§ Instructions to follow:
Show only lines that include "ylabel".
===== Records provided
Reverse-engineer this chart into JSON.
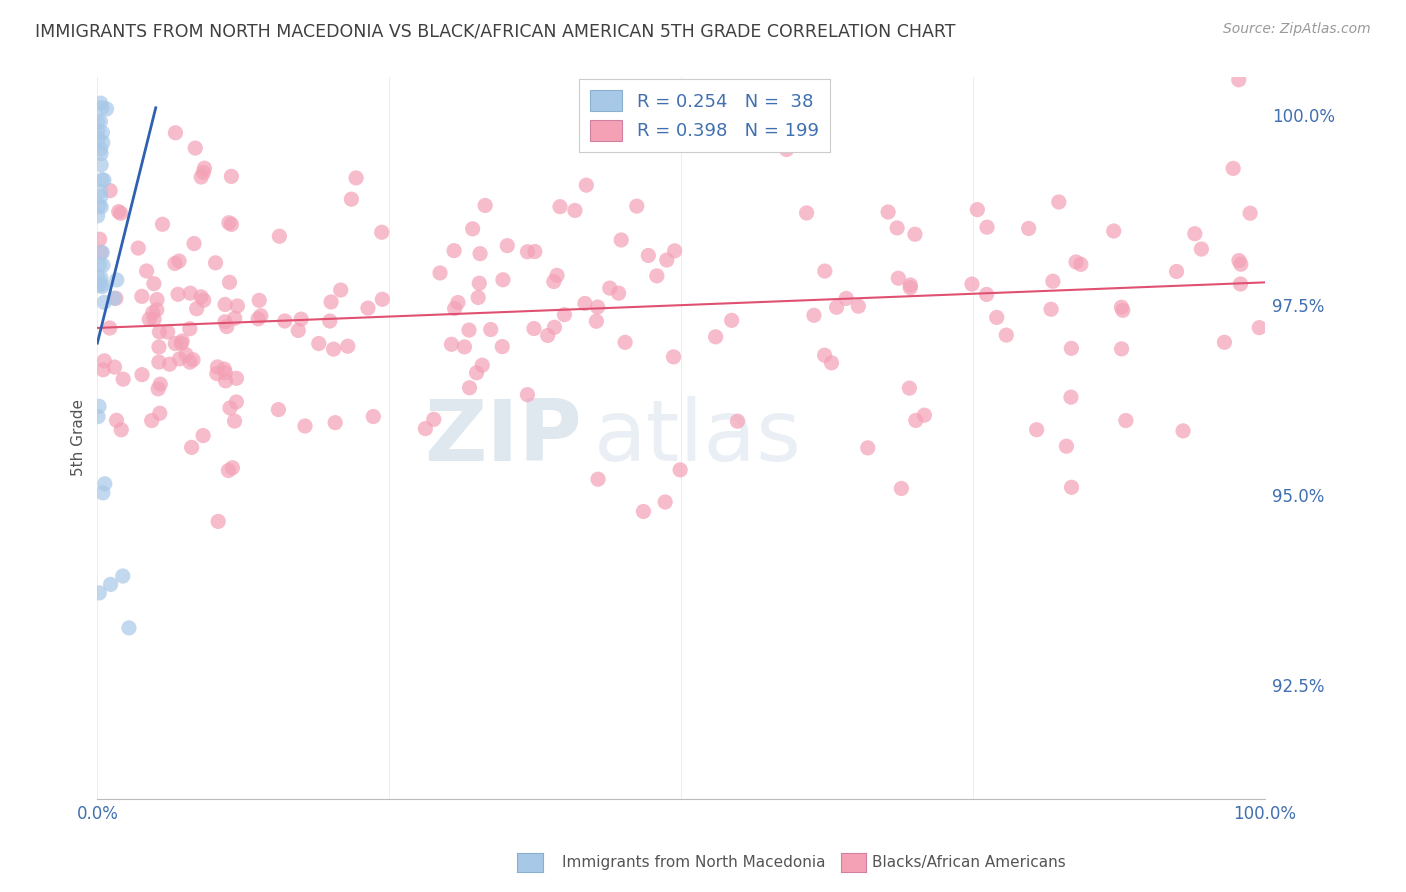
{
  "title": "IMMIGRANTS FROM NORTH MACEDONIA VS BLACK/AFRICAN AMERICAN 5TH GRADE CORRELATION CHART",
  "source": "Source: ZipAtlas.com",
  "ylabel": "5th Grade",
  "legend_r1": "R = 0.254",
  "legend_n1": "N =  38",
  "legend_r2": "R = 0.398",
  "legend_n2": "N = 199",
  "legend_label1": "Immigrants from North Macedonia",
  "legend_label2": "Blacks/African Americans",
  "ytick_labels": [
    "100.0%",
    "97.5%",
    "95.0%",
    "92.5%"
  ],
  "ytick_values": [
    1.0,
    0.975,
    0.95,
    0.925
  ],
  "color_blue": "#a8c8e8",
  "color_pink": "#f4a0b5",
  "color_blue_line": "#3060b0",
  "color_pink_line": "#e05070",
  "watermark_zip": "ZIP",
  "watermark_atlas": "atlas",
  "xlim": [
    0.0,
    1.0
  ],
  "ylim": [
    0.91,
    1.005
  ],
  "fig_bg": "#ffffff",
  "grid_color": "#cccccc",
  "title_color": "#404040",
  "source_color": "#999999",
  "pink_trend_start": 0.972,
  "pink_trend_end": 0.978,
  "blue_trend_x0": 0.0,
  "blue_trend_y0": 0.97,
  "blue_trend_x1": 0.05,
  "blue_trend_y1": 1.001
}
==========
===== Records provided
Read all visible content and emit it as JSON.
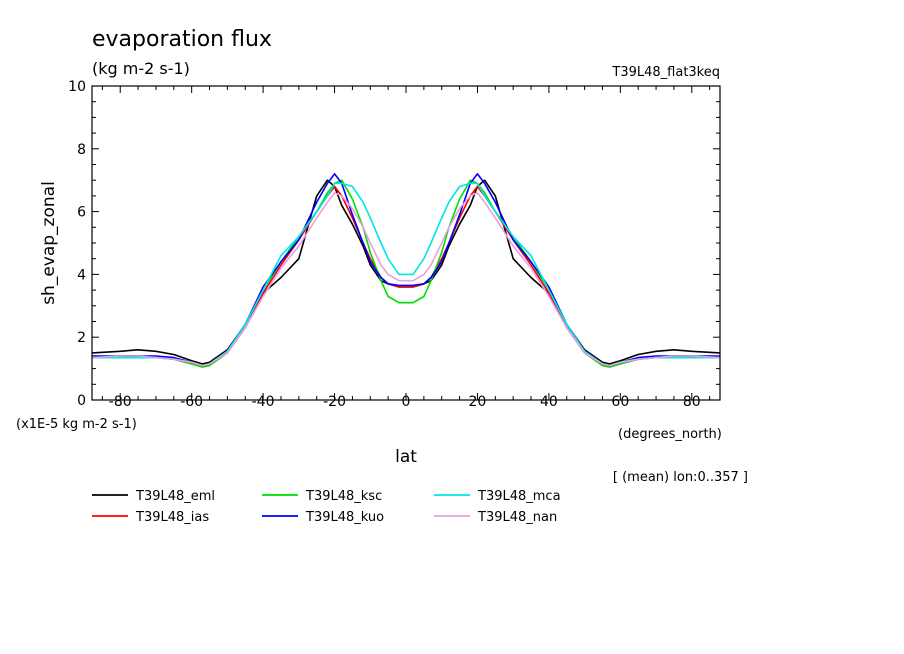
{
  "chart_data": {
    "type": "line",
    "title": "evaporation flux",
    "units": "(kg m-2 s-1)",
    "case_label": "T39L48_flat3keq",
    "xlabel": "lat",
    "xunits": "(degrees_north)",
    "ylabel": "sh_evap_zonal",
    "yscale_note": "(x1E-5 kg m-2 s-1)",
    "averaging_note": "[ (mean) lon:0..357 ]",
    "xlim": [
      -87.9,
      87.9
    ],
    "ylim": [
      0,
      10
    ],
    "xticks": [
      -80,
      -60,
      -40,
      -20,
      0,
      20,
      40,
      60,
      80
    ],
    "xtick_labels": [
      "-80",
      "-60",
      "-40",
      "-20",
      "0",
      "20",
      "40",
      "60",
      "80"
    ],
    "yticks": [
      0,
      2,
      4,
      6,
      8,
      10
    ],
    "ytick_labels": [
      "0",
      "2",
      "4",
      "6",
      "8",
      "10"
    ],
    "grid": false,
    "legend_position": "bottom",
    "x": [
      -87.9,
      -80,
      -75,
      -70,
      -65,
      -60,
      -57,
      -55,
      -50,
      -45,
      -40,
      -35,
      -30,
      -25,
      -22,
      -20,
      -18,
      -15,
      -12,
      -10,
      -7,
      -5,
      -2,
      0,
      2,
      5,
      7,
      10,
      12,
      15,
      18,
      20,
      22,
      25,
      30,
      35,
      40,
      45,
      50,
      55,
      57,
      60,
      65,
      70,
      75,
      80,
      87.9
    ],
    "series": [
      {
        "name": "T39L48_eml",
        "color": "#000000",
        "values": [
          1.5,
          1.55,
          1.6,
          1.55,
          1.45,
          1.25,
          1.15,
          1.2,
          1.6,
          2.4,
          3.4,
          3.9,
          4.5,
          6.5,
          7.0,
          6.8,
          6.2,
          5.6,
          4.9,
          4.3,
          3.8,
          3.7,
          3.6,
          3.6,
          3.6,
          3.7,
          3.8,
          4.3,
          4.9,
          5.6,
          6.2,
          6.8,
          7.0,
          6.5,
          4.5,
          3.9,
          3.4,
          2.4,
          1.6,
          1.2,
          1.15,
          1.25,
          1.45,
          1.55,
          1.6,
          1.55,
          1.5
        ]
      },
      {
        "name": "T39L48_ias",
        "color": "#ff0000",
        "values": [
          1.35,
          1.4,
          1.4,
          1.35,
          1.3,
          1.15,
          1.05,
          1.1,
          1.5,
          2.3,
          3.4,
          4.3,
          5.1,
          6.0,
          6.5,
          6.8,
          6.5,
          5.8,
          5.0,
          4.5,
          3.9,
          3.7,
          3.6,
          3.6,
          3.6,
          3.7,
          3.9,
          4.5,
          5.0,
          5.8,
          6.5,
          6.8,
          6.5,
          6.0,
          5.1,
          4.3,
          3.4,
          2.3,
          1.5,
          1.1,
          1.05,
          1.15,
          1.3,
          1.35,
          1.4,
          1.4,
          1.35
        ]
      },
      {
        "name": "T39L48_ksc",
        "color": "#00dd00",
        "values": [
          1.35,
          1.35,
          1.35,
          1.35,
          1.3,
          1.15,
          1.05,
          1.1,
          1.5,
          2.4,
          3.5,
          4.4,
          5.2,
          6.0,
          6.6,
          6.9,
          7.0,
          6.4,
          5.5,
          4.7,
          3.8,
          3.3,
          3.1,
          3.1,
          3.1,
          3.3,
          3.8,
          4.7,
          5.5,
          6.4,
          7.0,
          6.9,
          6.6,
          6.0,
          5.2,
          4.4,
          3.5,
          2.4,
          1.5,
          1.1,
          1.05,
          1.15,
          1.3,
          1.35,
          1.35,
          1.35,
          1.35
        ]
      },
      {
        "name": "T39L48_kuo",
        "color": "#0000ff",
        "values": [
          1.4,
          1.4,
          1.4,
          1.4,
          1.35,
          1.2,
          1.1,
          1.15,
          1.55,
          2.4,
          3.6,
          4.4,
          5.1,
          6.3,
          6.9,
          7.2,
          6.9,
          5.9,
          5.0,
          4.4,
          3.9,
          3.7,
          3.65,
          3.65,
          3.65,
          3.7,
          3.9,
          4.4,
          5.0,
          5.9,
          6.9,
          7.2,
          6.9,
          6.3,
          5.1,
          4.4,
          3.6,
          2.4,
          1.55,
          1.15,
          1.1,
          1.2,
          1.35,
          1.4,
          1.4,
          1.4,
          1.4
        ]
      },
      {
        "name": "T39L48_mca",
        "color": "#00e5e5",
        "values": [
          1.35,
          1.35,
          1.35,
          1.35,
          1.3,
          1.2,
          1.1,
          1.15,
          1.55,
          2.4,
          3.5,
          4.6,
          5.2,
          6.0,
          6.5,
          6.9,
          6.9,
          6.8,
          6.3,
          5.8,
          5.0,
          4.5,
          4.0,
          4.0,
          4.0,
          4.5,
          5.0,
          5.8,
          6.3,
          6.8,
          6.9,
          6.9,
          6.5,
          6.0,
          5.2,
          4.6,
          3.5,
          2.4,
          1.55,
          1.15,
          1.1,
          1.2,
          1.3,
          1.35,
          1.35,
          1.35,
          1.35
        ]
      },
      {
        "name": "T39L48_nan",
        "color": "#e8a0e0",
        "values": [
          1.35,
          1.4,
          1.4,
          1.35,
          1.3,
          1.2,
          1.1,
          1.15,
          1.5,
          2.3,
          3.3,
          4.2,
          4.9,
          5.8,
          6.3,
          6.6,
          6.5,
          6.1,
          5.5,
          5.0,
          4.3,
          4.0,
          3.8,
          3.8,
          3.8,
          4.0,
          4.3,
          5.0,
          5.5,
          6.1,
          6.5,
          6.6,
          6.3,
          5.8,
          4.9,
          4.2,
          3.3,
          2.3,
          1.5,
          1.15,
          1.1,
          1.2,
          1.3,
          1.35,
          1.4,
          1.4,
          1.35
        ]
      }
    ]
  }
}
==========
§ Answer to this exercise:
  "ylabel": "5th Grade",
    "ylabel": "sh_evap_zonal",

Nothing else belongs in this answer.